Set exercise :: Please rewrite the lines of data starting at the one containing "page-title: How to" and ending at the one containing "step-number-badge: 1 [20,138,68,186]", with "GitHub" changed to "GitLab" and nothing else altered.

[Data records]

****************************************

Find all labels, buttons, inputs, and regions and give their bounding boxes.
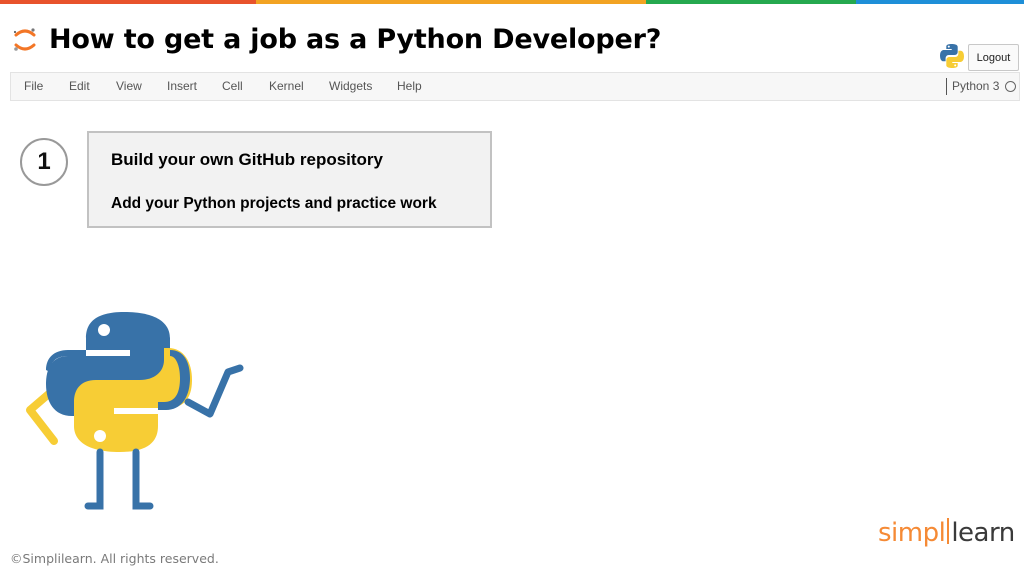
page-title: How to get a job as a Python Developer? [49,24,662,55]
brand-divider-bar [947,518,950,544]
step-card: Build your own GitHub repository Add you… [87,131,492,228]
menu-help[interactable]: Help [397,79,422,93]
step-number-badge: 1 [20,138,68,186]
kernel-name[interactable]: Python 3 [952,79,999,93]
menu-cell[interactable]: Cell [222,79,243,93]
step-subtext: Add your Python projects and practice wo… [111,195,437,212]
menu-file[interactable]: File [24,79,43,93]
logout-button[interactable]: Logout [968,44,1019,71]
menu-edit[interactable]: Edit [69,79,90,93]
kernel-idle-circle-icon [1005,81,1016,92]
kernel-divider [946,78,947,95]
simplilearn-logo: simpl learn [878,518,1015,558]
menu-view[interactable]: View [116,79,142,93]
jupyter-logo-icon [13,28,36,51]
brand-part-simpl: simpl [878,518,946,548]
python-logo-icon [940,44,964,68]
menu-kernel[interactable]: Kernel [269,79,304,93]
notebook-menubar: File Edit View Insert Cell Kernel Widget… [10,72,1020,101]
step-heading: Build your own GitHub repository [111,150,383,169]
menu-insert[interactable]: Insert [167,79,197,93]
menu-widgets[interactable]: Widgets [329,79,372,93]
notebook-header: How to get a job as a Python Developer? … [0,4,1024,72]
brand-part-learn: learn [951,518,1015,548]
python-mascot-icon [26,312,244,510]
copyright-text: ©Simplilearn. All rights reserved. [10,551,219,566]
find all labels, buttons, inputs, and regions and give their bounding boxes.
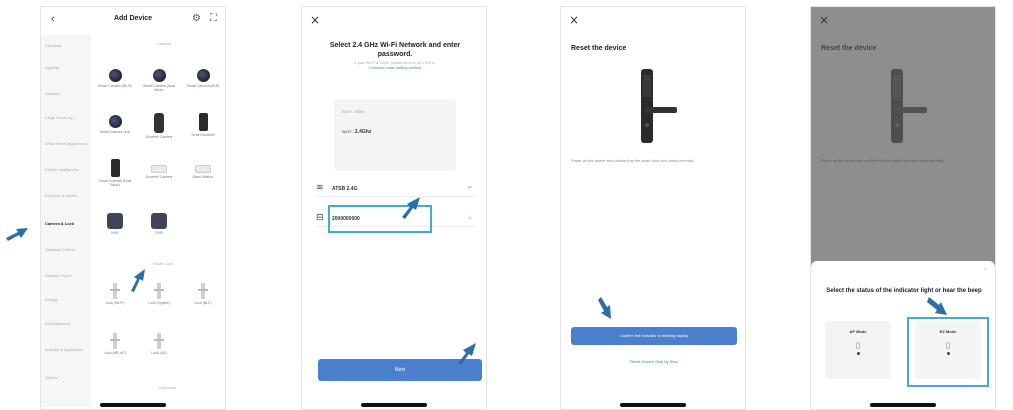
- base-station-icon: [195, 165, 211, 173]
- device-item[interactable]: Lock (4G): [139, 333, 179, 355]
- sidebar-item-outdoor[interactable]: Outdoor Travel: [45, 273, 89, 278]
- sidebar-item-large-appliances[interactable]: Large Home Ap...: [45, 115, 89, 120]
- home-indicator: [870, 403, 936, 407]
- arrow-next-icon: [454, 337, 484, 367]
- arrow-category-icon: [4, 218, 34, 248]
- wifi-5ghz-row: Wi-Fi - 5Ghz: [342, 109, 365, 114]
- close-icon[interactable]: ×: [569, 13, 579, 27]
- camera-icon: [108, 115, 122, 128]
- page-description: Power on the device and confirm that the…: [821, 159, 945, 163]
- wifi-name-field[interactable]: ≋ ATSB 2.4G ⇄: [316, 183, 476, 197]
- device-item[interactable]: DVR: [139, 213, 179, 235]
- wifi-icon: ≋: [316, 183, 324, 193]
- section-lock: Smart Lock: [153, 261, 174, 266]
- sidebar-item-small-appliances[interactable]: Small Home Appliances: [45, 141, 89, 146]
- reset-step-link[interactable]: Reset Device Step by Step: [571, 359, 737, 364]
- doorbell-icon: [110, 159, 120, 177]
- sidebar-item-exercise[interactable]: Exercise & Health: [45, 193, 89, 198]
- eye-icon[interactable]: ◎: [468, 215, 472, 221]
- camera-icon: [196, 69, 210, 82]
- add-more-link[interactable]: Add more: [159, 385, 176, 390]
- device-item[interactable]: Lock (BLE): [183, 283, 223, 305]
- gear-icon[interactable]: ⚙: [192, 13, 201, 24]
- header: ‹ Add Device ⚙ ⛶: [41, 13, 225, 29]
- screen-add-device: ‹ Add Device ⚙ ⛶ Electrical Lighting Sen…: [40, 6, 226, 410]
- doorbell-icon: [154, 113, 164, 133]
- doorbell-icon: [198, 113, 208, 131]
- page-subtitle: If your Wi-Fi is 5GHz, please set it to …: [354, 61, 436, 70]
- sheet-title: Select the status of the indicator light…: [826, 288, 982, 294]
- category-sidebar: Electrical Lighting Sensors Large Home A…: [41, 35, 91, 407]
- close-icon[interactable]: ×: [819, 13, 829, 27]
- arrow-password-icon: [398, 191, 428, 221]
- sidebar-item-lighting[interactable]: Lighting: [45, 65, 89, 70]
- ap-mode-option[interactable]: AP Mode: [825, 321, 891, 379]
- lock-icon: [198, 283, 208, 299]
- device-item[interactable]: NVR: [95, 213, 135, 235]
- sidebar-item-energy[interactable]: Energy: [45, 297, 89, 302]
- lock-icon: [154, 283, 164, 299]
- ptz-camera-icon: [151, 165, 167, 173]
- sidebar-item-others[interactable]: Others: [45, 375, 89, 380]
- mode-bottom-sheet: × Select the status of the indicator lig…: [811, 261, 995, 409]
- device-item[interactable]: Base Station: [183, 165, 223, 179]
- door-lock-image: [635, 69, 679, 145]
- screen-select-mode: × Reset the device Power on the device a…: [810, 6, 996, 410]
- indicator-light-icon: [856, 342, 860, 349]
- arrow-confirm-icon: [595, 295, 625, 325]
- home-indicator: [100, 403, 166, 407]
- page-description: Power on the device and confirm that the…: [571, 159, 695, 163]
- indicator-dot-icon: [856, 352, 860, 355]
- sidebar-item-entertainment[interactable]: Entertainment: [45, 321, 89, 326]
- dvr-icon: [151, 213, 167, 229]
- device-item[interactable]: Doorbell Camera: [139, 165, 179, 179]
- camera-icon: [108, 69, 122, 82]
- lock-icon: [110, 283, 120, 299]
- sidebar-item-camera-lock[interactable]: Camera & Lock: [45, 221, 89, 226]
- lock-icon: [110, 333, 120, 349]
- sidebar-item-sensors[interactable]: Sensors: [45, 91, 89, 96]
- page-title: Reset the device: [571, 45, 627, 52]
- home-indicator: [620, 403, 686, 407]
- arrow-lock-icon: [125, 263, 155, 293]
- lock-icon: [154, 333, 164, 349]
- sidebar-item-kitchen[interactable]: Kitchen Appliances: [45, 167, 89, 172]
- swap-icon[interactable]: ⇄: [468, 185, 472, 191]
- confirm-blinking-button[interactable]: Confirm the indicator is blinking rapidl…: [571, 327, 737, 345]
- screen-reset-device: × Reset the device Power on the device a…: [560, 6, 746, 410]
- router-setting-link[interactable]: Common router setting method: [369, 66, 421, 70]
- device-item[interactable]: Smart Camera (4G): [95, 115, 135, 134]
- wifi-band-illustration: Wi-Fi - 5Ghz Wi-Fi - 2.4Ghz: [334, 99, 456, 171]
- device-item[interactable]: Smart Camera (BLE): [183, 69, 223, 88]
- home-indicator: [361, 403, 427, 407]
- door-lock-image: [885, 69, 929, 145]
- device-item[interactable]: Smart Camera (Wi-Fi): [95, 69, 135, 88]
- device-item[interactable]: Smart Doorbell: [183, 113, 223, 137]
- device-item[interactable]: Smart Doorbell (Dual Band): [95, 159, 135, 187]
- close-icon[interactable]: ×: [310, 13, 320, 27]
- device-item[interactable]: Doorbell Camera: [139, 113, 179, 139]
- page-title: Select 2.4 GHz Wi-Fi Network and enter p…: [329, 42, 461, 58]
- wifi-24ghz-row: Wi-Fi - 2.4Ghz: [342, 129, 372, 135]
- highlight-box: [907, 317, 989, 387]
- nvr-icon: [107, 213, 123, 229]
- camera-icon: [152, 69, 166, 82]
- arrow-ez-mode-icon: [925, 295, 955, 325]
- sidebar-item-electrical[interactable]: Electrical: [45, 43, 89, 48]
- section-camera: Camera: [157, 41, 172, 46]
- device-item[interactable]: Lock (NB-IoT): [95, 333, 135, 355]
- device-item[interactable]: Smart Camera (Dual Band): [139, 69, 179, 92]
- sheet-close-icon[interactable]: ×: [984, 267, 987, 273]
- lock-icon: ⊟: [316, 213, 324, 223]
- instruction-steps: ‹ Add Device ⚙ ⛶ Electrical Lighting Sen…: [0, 0, 1013, 410]
- screen-wifi-setup: × Select 2.4 GHz Wi-Fi Network and enter…: [301, 6, 487, 410]
- page-title: Reset the device: [821, 45, 877, 52]
- scan-icon[interactable]: ⛶: [210, 13, 217, 24]
- sidebar-item-industry[interactable]: Industry & Agriculture: [45, 347, 89, 352]
- sidebar-item-gateway[interactable]: Gateway Control: [45, 247, 89, 252]
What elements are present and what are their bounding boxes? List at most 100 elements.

****************************************

Exercise result ::
page-title: How to get a job as a Python Developer? [49,24,662,55]
brand-divider-bar [947,518,950,544]
step-card: Build your own GitLab repository Add you… [87,131,492,228]
menu-help[interactable]: Help [397,79,422,93]
step-number-badge: 1 [20,138,68,186]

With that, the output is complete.